Rows from a figure dataset
# # #

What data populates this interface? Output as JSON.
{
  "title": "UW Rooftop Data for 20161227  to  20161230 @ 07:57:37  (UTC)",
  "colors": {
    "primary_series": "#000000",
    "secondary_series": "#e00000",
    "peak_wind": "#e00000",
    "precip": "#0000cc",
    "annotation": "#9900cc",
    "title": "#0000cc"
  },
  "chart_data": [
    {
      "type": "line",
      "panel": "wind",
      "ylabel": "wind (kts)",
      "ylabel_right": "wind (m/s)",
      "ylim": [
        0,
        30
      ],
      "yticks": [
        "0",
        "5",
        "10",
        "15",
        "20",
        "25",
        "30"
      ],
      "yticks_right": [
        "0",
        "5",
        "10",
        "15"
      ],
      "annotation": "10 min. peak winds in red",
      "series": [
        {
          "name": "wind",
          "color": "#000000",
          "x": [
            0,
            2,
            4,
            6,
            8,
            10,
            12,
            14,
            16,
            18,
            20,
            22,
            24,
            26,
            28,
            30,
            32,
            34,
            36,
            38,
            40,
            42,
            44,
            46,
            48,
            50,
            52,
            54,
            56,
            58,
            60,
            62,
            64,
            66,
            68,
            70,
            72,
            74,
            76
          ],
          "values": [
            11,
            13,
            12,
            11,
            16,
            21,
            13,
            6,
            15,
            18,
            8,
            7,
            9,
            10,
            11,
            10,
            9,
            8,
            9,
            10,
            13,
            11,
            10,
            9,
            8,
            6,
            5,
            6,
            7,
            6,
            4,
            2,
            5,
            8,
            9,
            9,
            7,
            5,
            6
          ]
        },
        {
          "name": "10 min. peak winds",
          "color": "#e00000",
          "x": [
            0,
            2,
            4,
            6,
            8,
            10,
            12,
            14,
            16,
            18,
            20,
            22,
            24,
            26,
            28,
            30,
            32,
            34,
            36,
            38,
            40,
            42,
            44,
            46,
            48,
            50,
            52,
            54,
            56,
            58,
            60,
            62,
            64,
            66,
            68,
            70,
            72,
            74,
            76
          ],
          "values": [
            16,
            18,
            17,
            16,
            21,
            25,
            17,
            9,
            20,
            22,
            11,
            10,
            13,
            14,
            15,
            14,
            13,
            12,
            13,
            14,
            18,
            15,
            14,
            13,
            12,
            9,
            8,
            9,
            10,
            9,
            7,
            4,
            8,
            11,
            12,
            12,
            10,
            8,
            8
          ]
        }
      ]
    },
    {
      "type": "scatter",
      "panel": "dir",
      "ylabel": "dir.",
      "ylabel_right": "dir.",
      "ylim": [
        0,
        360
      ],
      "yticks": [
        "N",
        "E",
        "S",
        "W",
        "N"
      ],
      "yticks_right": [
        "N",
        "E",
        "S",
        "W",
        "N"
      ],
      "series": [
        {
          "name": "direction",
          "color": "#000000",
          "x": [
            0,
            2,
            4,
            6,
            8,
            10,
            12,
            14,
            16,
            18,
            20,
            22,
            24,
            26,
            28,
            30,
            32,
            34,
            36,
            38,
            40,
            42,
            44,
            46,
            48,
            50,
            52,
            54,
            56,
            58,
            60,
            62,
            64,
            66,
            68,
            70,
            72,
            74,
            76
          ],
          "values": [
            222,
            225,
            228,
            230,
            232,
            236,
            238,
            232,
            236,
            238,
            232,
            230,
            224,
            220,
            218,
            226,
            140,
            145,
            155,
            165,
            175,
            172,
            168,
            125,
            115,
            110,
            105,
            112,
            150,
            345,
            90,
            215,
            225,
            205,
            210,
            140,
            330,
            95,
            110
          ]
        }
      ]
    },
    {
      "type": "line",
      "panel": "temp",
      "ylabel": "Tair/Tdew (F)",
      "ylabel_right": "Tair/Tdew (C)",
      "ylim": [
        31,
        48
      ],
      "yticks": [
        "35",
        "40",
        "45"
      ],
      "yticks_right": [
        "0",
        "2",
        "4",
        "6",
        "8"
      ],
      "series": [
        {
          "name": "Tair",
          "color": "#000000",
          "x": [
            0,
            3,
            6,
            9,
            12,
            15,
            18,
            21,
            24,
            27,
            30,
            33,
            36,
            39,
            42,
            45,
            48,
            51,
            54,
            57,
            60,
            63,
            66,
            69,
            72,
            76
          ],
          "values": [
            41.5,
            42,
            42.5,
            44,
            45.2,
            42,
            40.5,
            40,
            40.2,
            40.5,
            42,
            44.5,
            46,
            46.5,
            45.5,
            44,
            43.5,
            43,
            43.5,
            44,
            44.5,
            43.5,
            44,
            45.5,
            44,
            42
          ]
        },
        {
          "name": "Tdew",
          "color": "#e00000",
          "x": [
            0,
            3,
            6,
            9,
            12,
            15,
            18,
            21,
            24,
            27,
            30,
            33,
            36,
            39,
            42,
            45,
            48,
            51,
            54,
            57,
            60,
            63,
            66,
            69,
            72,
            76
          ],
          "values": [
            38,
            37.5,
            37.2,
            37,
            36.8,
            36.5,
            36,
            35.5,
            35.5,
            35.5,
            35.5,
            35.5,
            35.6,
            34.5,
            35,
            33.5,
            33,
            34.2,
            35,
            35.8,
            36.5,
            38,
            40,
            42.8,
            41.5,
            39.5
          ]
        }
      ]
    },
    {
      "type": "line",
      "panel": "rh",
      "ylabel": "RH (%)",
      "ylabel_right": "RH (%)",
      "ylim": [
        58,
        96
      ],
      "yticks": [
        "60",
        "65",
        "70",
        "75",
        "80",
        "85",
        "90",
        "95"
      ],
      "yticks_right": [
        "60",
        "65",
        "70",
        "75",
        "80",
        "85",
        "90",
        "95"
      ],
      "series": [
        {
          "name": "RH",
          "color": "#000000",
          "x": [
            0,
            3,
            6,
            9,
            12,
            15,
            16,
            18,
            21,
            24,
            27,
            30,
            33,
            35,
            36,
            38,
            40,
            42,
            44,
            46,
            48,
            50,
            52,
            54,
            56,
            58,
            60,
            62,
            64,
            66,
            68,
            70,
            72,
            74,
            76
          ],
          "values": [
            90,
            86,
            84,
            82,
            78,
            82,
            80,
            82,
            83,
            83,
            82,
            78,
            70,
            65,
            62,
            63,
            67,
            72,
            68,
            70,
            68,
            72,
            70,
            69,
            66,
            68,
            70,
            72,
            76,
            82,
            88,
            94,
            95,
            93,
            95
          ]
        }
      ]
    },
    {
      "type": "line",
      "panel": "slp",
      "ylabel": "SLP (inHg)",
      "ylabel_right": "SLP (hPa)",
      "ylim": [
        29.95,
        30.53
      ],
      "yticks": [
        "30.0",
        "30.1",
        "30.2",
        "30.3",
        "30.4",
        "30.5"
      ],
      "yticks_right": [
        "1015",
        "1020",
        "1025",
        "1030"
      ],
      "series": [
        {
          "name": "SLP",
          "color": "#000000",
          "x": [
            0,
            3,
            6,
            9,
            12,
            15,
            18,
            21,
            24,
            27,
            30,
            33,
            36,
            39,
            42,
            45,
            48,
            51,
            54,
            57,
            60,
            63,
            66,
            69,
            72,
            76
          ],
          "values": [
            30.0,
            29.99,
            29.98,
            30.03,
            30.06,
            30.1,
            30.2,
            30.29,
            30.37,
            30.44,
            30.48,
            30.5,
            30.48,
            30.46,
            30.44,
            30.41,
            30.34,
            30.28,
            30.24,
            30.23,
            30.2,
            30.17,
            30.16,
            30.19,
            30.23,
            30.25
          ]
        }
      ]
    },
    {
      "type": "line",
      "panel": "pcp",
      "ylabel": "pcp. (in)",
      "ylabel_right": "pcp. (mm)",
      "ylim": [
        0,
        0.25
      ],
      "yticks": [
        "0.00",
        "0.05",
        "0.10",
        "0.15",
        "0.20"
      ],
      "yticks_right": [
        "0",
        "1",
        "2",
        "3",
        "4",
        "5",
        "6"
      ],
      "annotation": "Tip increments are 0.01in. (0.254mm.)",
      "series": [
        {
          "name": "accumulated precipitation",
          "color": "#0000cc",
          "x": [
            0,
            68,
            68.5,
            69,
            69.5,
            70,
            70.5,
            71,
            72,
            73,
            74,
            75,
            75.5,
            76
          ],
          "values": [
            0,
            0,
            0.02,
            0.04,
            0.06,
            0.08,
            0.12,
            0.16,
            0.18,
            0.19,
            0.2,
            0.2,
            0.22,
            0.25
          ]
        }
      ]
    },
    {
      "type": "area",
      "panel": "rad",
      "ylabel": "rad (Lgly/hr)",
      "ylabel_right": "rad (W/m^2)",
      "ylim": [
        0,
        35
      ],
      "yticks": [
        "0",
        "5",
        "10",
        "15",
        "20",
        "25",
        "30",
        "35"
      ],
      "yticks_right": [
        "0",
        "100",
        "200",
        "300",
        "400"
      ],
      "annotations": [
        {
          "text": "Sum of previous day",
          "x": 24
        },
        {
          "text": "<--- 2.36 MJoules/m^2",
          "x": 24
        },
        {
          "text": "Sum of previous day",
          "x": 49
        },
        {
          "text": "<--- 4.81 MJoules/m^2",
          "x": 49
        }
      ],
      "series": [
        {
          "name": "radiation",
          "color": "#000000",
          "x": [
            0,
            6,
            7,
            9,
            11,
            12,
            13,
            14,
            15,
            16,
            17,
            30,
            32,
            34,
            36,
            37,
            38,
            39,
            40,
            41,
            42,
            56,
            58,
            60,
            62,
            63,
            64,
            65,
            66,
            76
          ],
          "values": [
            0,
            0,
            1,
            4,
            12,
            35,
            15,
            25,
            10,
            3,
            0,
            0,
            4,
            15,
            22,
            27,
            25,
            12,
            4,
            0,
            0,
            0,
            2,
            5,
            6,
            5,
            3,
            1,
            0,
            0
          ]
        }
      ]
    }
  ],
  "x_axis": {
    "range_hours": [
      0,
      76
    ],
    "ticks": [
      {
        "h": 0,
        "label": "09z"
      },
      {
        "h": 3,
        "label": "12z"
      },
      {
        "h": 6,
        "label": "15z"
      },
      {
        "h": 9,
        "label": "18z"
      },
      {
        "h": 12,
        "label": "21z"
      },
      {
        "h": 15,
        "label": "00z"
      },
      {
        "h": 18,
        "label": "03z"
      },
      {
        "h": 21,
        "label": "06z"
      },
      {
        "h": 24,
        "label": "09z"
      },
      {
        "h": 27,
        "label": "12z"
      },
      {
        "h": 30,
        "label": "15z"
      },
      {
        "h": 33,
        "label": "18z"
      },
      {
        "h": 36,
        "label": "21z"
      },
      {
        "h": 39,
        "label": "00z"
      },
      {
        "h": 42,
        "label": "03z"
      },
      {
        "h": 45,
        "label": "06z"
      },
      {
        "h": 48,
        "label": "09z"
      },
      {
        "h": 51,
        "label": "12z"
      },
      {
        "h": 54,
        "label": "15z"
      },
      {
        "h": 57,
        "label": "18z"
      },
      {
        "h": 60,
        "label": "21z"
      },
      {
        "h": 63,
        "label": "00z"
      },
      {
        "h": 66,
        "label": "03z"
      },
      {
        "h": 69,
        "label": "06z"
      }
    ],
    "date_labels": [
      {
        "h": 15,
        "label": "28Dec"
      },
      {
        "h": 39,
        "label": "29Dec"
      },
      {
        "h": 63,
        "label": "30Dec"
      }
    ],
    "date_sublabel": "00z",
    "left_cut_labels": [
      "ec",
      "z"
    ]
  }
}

# # #

**EXERCISE DESCRIPTION:** Look through the entries and find each line that has the string "name". Copy those lines.

**WORKED ANSWER:**
          "name": "wind",
          "name": "10 min. peak winds",
          "name": "direction",
          "name": "Tair",
          "name": "Tdew",
          "name": "RH",
          "name": "SLP",
          "name": "accumulated precipitation",
          "name": "radiation",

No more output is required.